» **What is required**
Could you transcribe every record below exactly as written, leaving out any pictures?

» **Records supplied**
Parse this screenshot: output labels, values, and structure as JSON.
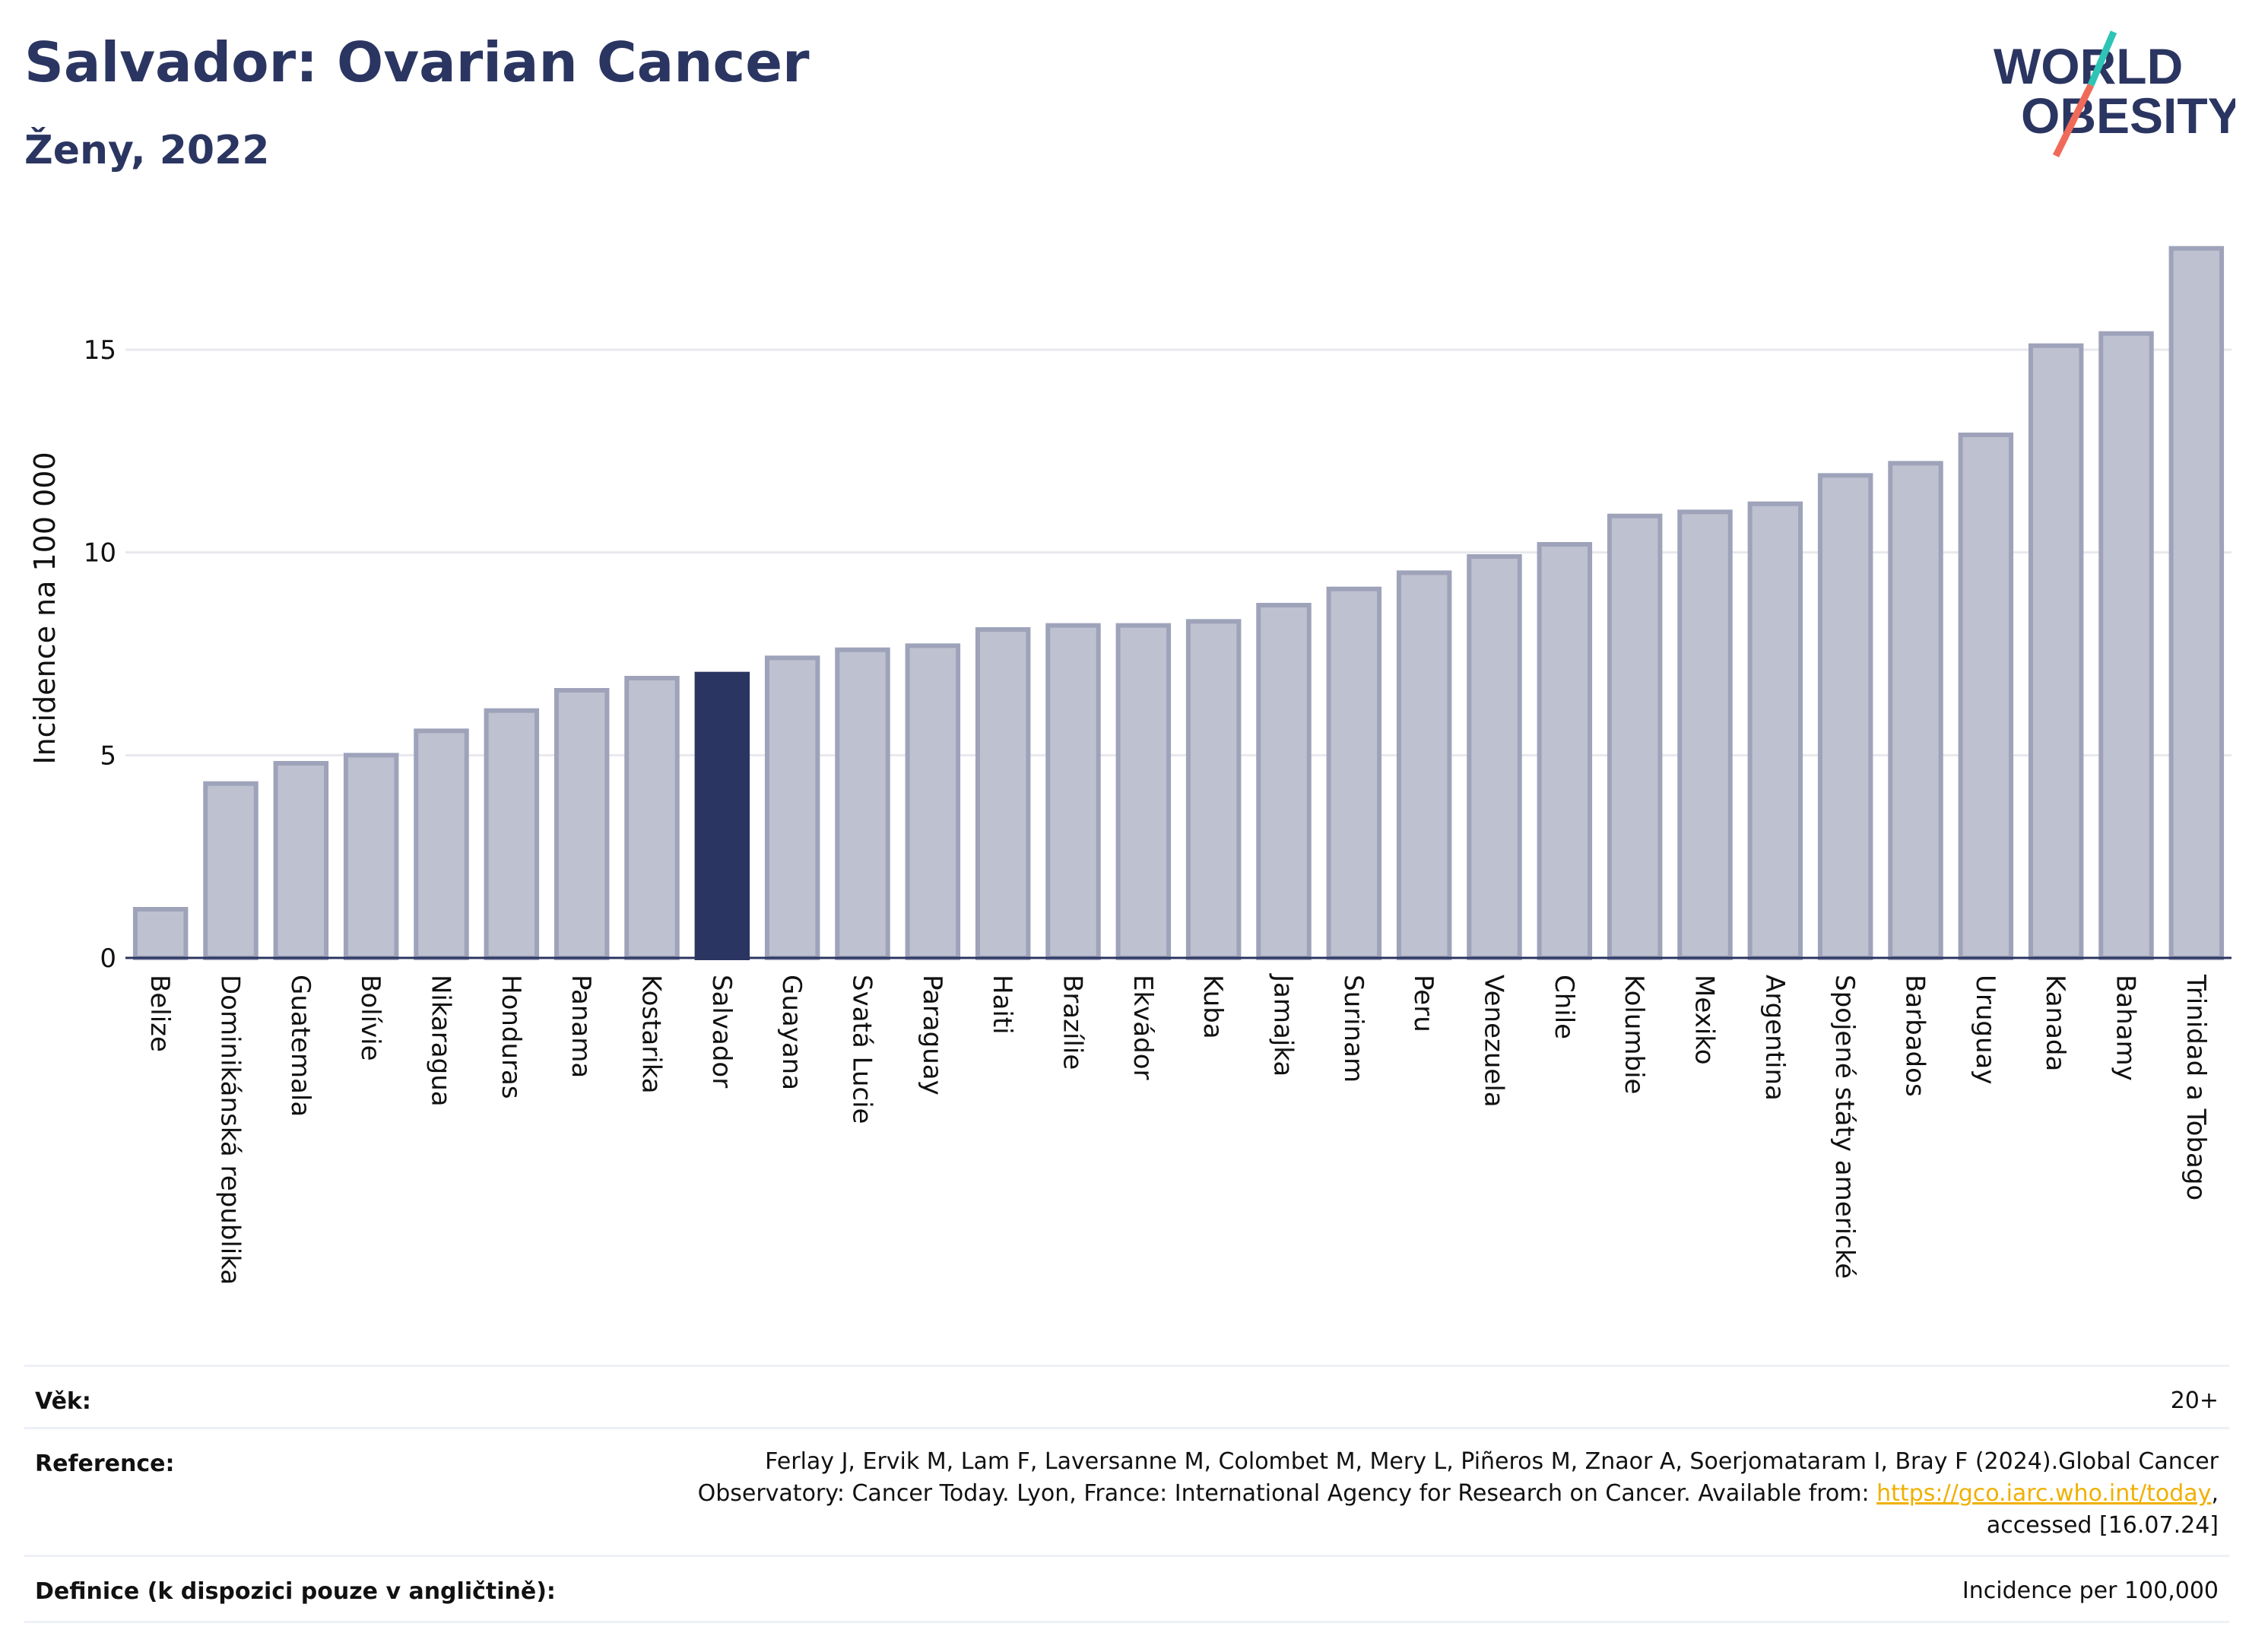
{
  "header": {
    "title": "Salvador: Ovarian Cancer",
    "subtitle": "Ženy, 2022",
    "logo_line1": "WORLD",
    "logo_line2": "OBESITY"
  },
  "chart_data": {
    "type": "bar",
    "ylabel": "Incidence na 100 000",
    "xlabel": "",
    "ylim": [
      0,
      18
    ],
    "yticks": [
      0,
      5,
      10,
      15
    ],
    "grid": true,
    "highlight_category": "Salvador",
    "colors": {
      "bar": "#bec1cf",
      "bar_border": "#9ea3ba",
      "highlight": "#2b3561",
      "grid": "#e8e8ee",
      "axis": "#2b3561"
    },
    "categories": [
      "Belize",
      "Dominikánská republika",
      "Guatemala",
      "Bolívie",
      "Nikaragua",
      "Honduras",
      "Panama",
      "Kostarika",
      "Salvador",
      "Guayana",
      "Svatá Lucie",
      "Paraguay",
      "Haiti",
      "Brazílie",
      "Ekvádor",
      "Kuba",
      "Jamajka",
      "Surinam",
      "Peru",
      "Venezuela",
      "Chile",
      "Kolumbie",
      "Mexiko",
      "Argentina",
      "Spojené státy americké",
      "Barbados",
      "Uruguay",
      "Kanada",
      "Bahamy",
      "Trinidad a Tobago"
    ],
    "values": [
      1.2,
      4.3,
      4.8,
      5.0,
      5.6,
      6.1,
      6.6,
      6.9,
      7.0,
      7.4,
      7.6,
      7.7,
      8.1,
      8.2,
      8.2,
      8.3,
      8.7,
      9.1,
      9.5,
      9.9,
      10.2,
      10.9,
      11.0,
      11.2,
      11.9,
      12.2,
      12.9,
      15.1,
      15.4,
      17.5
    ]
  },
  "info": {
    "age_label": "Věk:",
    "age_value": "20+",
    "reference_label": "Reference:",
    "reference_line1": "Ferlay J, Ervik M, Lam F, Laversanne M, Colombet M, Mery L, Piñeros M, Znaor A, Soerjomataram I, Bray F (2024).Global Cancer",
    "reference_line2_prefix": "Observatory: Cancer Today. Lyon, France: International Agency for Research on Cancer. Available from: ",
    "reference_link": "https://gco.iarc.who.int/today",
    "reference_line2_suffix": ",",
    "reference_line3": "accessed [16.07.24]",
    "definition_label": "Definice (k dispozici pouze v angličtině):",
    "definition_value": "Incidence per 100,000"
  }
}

» **Written response**
Parse this screenshot: output labels, values, and structure as JSON.
{
  "header": {
    "title": "Salvador: Ovarian Cancer",
    "subtitle": "Ženy, 2022",
    "logo_line1": "WORLD",
    "logo_line2": "OBESITY"
  },
  "chart_data": {
    "type": "bar",
    "ylabel": "Incidence na 100 000",
    "xlabel": "",
    "ylim": [
      0,
      18
    ],
    "yticks": [
      0,
      5,
      10,
      15
    ],
    "grid": true,
    "highlight_category": "Salvador",
    "colors": {
      "bar": "#bec1cf",
      "bar_border": "#9ea3ba",
      "highlight": "#2b3561",
      "grid": "#e8e8ee",
      "axis": "#2b3561"
    },
    "categories": [
      "Belize",
      "Dominikánská republika",
      "Guatemala",
      "Bolívie",
      "Nikaragua",
      "Honduras",
      "Panama",
      "Kostarika",
      "Salvador",
      "Guayana",
      "Svatá Lucie",
      "Paraguay",
      "Haiti",
      "Brazílie",
      "Ekvádor",
      "Kuba",
      "Jamajka",
      "Surinam",
      "Peru",
      "Venezuela",
      "Chile",
      "Kolumbie",
      "Mexiko",
      "Argentina",
      "Spojené státy americké",
      "Barbados",
      "Uruguay",
      "Kanada",
      "Bahamy",
      "Trinidad a Tobago"
    ],
    "values": [
      1.2,
      4.3,
      4.8,
      5.0,
      5.6,
      6.1,
      6.6,
      6.9,
      7.0,
      7.4,
      7.6,
      7.7,
      8.1,
      8.2,
      8.2,
      8.3,
      8.7,
      9.1,
      9.5,
      9.9,
      10.2,
      10.9,
      11.0,
      11.2,
      11.9,
      12.2,
      12.9,
      15.1,
      15.4,
      17.5
    ]
  },
  "info": {
    "age_label": "Věk:",
    "age_value": "20+",
    "reference_label": "Reference:",
    "reference_line1": "Ferlay J, Ervik M, Lam F, Laversanne M, Colombet M, Mery L, Piñeros M, Znaor A, Soerjomataram I, Bray F (2024).Global Cancer",
    "reference_line2_prefix": "Observatory: Cancer Today. Lyon, France: International Agency for Research on Cancer. Available from: ",
    "reference_link": "https://gco.iarc.who.int/today",
    "reference_line2_suffix": ",",
    "reference_line3": "accessed [16.07.24]",
    "definition_label": "Definice (k dispozici pouze v angličtině):",
    "definition_value": "Incidence per 100,000"
  }
}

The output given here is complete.